:: WHAT TO WORK ON ::
Give the number of lines containing the word "screenshot" and nothing more.
--- START OF DATA SHOWN ---
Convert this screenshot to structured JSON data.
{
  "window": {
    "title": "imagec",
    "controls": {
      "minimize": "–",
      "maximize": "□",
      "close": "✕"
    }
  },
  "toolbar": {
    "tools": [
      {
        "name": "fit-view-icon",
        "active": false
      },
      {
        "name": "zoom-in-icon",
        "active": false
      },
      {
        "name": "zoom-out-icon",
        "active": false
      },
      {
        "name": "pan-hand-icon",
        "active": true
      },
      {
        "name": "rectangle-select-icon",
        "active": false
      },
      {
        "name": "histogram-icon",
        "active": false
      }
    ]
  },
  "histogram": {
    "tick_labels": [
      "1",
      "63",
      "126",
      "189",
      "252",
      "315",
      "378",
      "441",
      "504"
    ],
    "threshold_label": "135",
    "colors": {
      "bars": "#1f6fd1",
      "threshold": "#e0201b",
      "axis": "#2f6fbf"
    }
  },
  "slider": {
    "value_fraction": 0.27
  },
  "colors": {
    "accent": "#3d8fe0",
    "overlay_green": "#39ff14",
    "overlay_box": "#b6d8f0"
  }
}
--- END OF DATA SHOWN ---
--- START OF DATA SHOWN ---
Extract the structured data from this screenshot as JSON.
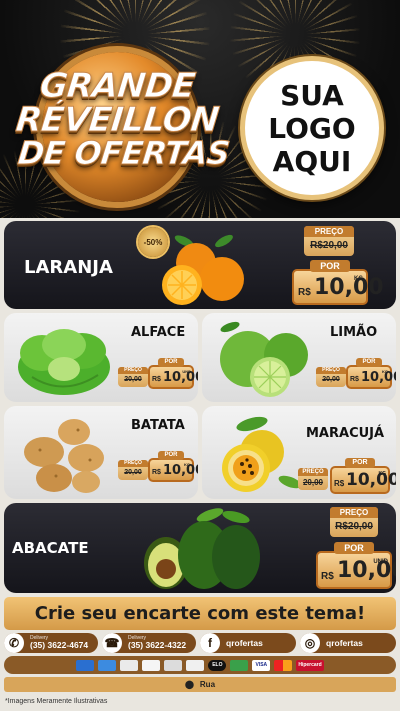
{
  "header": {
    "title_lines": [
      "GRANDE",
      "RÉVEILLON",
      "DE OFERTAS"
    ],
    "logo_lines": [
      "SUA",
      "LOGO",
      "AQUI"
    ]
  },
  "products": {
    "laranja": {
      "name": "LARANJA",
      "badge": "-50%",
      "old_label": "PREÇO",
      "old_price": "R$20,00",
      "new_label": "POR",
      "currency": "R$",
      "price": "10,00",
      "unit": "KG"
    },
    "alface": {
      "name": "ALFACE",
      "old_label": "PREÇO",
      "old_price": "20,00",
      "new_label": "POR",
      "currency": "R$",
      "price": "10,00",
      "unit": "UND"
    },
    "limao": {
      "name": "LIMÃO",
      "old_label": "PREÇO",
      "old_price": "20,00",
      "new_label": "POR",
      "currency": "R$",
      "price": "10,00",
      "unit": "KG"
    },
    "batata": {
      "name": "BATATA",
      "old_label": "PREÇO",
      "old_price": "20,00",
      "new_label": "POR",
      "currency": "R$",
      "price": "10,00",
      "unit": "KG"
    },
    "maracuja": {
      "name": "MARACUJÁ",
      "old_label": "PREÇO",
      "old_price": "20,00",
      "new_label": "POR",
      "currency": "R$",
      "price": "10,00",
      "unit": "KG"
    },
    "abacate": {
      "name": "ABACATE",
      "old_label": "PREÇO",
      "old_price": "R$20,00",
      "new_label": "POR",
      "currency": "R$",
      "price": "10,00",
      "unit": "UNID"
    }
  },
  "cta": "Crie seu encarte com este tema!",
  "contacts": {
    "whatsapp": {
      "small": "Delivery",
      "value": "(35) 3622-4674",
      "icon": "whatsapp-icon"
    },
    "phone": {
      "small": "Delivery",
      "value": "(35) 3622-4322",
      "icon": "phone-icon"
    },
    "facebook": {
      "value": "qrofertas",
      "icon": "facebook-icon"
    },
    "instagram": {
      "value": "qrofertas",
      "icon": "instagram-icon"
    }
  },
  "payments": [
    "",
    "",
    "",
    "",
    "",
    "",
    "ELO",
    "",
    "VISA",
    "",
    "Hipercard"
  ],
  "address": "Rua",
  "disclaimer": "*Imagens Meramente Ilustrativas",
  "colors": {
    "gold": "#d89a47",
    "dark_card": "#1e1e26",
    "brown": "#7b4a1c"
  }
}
--- END OF DATA SHOWN ---
:: EXERCISE OUTPUT ::
2